> _Short problem_:
Can you reproduce, word for word, the passage of the interview below starting at "So maybe you" and ending at "aspect and development."?

> _Reading passage_:
>>

So maybe you don't have to be the CEO. Maybe it's better to let someone else deal with the numbers and the investors, and work like Nir Zuk of Palo Alto Networks - to be the one who deals with the technological aspect and development.
"It's a headache to be the psychologist of the investors and the employees, some days it sucks," he admits honestly. "Being CEO of a public company is not the most fun thing in the world. Before the Volkswagen announcement it was very difficult for me to deal with the investors, very frustrating to be on the brink of something so big and not be able to tell. Many times I just want to hug the investors who complain, but I can't tell them anything other than that I'm doing my best."
In the meantime, two of the three co-founders have left, leaving only Oren Buskila, the Chief R&D Officer. How does this affect the company and hiring?
"We are still recruiting employees, but doing so responsibly. Although we sit in Rosh HaAyin and we did not go crazy with salaries because we became a public company, it was not difficult for us to recruit employees, because for them there is value in working here. In many high-tech companies there is no soul, and they buy your soul with perks. I know this, because after my release from Unit 81 I worked in startups, and at first it was very difficult - and this is despite the fact that in my first job I landed at Anobit, the first startup that Apple acquired in Israel. From developing something that you are emotionally and morally connected to in the army, I moved to a company that in the end is making a chip that will allow people to save more photos on their phones. Every morning in the office I asked myself 'why are you doing this'. That's why I wasn't a good engineer at Anobit, I didn't bring what I could. I knew I could do more."

<<

> _Supplied information_:
>>

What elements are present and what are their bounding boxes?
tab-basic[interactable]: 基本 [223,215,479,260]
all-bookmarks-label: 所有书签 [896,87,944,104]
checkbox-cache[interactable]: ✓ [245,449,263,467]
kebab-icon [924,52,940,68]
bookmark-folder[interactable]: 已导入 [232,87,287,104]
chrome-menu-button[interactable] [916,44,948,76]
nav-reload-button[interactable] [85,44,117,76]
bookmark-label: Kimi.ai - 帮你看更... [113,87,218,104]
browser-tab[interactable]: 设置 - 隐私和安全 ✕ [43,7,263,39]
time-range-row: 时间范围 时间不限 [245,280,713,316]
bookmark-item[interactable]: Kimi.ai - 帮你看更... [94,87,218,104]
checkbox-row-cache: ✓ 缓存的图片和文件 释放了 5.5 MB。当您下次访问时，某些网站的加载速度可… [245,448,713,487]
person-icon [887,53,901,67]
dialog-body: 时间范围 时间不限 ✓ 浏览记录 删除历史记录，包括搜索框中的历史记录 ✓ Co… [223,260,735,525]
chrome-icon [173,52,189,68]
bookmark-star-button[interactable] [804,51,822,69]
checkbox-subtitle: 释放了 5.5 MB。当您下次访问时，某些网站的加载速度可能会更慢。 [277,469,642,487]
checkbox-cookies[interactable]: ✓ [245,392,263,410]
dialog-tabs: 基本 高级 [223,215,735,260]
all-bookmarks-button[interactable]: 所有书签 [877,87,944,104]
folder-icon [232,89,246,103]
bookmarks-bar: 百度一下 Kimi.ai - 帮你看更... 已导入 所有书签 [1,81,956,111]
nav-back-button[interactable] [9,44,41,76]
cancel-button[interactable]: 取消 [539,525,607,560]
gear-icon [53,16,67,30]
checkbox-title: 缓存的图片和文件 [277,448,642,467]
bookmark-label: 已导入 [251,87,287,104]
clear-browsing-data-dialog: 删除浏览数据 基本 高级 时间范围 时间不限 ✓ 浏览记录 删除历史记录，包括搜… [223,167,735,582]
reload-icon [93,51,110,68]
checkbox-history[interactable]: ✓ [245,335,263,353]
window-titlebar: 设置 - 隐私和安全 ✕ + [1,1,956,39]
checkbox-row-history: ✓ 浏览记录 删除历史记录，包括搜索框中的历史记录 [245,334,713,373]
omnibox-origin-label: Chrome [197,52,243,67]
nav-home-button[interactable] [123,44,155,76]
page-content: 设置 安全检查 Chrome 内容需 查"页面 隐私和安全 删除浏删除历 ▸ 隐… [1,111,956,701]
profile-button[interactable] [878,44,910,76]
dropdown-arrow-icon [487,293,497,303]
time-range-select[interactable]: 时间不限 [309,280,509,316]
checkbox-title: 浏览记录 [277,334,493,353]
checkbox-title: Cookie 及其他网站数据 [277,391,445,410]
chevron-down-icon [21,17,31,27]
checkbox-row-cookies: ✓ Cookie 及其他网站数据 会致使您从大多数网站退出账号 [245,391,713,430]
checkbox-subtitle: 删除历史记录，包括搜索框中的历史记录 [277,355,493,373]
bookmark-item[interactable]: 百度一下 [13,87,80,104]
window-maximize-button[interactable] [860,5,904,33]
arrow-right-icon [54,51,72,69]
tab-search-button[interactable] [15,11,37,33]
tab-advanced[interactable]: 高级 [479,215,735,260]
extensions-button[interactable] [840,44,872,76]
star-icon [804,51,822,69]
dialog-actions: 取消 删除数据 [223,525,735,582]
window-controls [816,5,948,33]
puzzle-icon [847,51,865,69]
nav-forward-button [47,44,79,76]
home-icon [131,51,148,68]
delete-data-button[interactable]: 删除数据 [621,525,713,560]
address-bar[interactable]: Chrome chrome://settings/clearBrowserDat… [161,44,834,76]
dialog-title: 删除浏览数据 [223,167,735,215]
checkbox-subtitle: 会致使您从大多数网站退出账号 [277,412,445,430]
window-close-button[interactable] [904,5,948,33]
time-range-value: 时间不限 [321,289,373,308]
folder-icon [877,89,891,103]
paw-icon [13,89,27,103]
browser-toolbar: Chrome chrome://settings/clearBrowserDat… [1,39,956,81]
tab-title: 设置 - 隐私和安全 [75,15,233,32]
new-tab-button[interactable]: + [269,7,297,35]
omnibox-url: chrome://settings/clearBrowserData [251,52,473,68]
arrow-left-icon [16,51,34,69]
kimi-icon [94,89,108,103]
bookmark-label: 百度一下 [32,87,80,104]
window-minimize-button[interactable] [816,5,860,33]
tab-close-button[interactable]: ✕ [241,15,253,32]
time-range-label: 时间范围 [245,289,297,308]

<<

> _Response_:
So maybe you don't have to be the CEO. Maybe it's better to let someone else deal with the numbers and the investors, and work like Nir Zuk of Palo Alto Networks - to be the one who deals with the technological aspect and development.